WRITTEN EXERCISE: Pull every line containing "country" out of the material below.

☆ ☆ ☆ ☆

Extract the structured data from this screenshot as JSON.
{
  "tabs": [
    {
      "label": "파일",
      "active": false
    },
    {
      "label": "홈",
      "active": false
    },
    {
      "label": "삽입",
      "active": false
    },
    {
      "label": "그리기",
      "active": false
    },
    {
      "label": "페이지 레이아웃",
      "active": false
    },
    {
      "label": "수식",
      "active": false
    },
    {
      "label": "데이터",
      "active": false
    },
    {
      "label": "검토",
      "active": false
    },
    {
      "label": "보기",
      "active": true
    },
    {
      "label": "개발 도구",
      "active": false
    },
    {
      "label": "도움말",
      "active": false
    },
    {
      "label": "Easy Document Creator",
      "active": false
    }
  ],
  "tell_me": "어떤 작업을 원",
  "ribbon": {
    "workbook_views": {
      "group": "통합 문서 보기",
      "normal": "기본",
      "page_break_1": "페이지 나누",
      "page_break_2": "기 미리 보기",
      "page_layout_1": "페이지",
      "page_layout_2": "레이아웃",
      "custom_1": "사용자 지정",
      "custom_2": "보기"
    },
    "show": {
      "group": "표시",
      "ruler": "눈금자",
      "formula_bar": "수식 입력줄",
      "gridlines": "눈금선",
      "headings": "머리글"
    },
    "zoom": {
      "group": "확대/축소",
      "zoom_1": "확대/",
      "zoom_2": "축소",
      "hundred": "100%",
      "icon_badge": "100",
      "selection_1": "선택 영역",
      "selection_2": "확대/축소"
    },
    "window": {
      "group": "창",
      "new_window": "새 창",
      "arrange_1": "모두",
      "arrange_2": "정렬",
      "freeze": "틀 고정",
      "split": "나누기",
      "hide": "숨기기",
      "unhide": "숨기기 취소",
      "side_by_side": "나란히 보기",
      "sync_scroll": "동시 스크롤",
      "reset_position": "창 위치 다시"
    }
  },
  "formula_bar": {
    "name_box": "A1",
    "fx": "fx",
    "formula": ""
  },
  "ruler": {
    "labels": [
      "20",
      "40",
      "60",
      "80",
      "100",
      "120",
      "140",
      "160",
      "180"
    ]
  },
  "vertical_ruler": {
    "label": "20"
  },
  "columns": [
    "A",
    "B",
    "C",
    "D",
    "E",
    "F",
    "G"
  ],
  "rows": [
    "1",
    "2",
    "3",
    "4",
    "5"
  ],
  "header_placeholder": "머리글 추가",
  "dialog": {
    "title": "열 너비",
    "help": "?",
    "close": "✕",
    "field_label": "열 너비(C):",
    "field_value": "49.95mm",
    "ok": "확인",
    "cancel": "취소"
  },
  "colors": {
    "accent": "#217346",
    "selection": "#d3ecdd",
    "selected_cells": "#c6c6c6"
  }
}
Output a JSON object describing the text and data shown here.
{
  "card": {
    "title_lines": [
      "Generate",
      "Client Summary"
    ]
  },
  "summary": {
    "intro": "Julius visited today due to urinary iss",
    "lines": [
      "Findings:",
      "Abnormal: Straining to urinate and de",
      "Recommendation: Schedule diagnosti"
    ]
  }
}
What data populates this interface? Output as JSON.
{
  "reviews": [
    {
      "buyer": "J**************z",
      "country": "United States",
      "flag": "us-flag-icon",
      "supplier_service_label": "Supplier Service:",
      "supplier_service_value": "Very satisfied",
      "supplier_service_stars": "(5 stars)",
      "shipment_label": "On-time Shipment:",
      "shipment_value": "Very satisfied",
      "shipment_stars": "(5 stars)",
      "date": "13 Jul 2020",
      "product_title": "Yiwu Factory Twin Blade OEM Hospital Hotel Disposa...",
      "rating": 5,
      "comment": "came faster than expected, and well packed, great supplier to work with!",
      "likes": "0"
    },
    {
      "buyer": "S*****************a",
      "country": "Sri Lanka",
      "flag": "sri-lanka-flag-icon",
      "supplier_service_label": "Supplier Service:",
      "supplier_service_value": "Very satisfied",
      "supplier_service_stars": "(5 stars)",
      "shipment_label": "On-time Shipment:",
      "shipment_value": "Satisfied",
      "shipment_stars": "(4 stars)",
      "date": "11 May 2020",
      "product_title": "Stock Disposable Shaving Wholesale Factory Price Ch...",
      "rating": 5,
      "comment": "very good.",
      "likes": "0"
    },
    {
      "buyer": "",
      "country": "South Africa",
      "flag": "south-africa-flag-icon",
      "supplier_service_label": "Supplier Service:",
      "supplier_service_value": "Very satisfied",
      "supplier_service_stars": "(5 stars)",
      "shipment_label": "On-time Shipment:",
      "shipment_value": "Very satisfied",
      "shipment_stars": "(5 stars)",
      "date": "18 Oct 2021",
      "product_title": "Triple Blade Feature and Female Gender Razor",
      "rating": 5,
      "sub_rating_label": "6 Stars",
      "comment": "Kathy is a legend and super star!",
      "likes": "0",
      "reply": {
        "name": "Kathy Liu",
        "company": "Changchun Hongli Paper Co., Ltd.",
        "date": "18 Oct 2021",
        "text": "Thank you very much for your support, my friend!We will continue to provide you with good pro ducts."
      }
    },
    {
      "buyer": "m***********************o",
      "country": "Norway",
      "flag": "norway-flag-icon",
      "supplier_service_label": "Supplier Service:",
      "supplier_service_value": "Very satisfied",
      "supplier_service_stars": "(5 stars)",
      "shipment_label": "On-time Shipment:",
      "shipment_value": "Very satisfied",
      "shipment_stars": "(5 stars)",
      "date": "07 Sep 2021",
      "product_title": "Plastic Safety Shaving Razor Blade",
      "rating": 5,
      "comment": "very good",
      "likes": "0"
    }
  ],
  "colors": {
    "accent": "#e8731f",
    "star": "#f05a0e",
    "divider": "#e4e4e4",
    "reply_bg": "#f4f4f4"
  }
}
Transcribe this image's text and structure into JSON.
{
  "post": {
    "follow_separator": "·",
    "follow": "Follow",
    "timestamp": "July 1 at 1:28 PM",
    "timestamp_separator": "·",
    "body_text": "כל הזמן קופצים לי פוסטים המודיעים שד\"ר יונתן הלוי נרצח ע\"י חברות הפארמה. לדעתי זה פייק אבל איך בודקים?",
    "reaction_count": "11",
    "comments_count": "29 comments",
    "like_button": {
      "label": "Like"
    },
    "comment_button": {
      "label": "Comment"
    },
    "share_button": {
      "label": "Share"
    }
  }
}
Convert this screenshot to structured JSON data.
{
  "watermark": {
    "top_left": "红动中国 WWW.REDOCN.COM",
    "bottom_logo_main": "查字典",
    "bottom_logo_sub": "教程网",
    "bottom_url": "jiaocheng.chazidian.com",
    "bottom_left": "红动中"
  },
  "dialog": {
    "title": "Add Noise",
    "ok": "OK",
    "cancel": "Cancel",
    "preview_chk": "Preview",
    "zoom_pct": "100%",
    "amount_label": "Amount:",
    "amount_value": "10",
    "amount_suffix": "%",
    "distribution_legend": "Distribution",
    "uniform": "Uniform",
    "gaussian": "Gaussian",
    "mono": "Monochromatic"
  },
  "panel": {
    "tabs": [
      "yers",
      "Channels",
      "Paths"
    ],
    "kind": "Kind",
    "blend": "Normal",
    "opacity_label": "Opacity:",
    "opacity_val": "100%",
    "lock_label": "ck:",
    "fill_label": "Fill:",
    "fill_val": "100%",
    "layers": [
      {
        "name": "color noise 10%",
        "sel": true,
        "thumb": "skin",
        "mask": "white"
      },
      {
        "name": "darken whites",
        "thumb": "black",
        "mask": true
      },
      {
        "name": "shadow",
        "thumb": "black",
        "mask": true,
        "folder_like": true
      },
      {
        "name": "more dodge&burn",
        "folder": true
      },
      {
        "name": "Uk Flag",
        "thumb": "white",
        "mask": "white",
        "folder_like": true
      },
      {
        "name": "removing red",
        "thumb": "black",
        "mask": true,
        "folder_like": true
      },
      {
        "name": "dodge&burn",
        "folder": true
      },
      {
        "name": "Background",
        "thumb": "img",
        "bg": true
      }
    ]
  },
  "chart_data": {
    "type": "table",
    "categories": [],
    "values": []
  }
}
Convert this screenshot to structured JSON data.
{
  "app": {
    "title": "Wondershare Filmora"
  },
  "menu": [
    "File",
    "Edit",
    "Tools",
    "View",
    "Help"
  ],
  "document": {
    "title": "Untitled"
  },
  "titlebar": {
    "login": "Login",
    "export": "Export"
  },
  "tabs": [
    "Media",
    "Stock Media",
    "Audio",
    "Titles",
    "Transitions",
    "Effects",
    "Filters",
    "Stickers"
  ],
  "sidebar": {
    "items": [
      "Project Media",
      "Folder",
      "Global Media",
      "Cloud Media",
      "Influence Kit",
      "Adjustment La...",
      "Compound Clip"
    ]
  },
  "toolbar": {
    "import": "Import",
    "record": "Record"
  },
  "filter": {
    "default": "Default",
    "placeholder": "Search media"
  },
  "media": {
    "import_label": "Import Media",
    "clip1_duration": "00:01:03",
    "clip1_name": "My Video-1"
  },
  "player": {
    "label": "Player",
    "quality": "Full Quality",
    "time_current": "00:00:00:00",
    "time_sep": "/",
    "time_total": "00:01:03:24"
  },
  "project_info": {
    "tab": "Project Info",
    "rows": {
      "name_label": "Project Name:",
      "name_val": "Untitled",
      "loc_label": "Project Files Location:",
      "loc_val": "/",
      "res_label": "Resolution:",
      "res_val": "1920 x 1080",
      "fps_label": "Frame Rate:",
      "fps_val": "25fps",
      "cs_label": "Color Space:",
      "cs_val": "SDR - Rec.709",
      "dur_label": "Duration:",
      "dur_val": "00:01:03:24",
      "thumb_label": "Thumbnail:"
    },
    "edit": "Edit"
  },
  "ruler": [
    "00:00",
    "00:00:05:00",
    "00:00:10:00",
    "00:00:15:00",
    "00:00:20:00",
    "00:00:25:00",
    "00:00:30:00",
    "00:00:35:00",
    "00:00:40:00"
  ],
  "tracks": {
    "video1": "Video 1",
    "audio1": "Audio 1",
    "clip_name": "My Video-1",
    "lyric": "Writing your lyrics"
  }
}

☆ ☆ ☆ ☆

EXERCISE OUTPUT:
      "country": "United States",
      "country": "Sri Lanka",
      "country": "South Africa",
      "country": "Norway",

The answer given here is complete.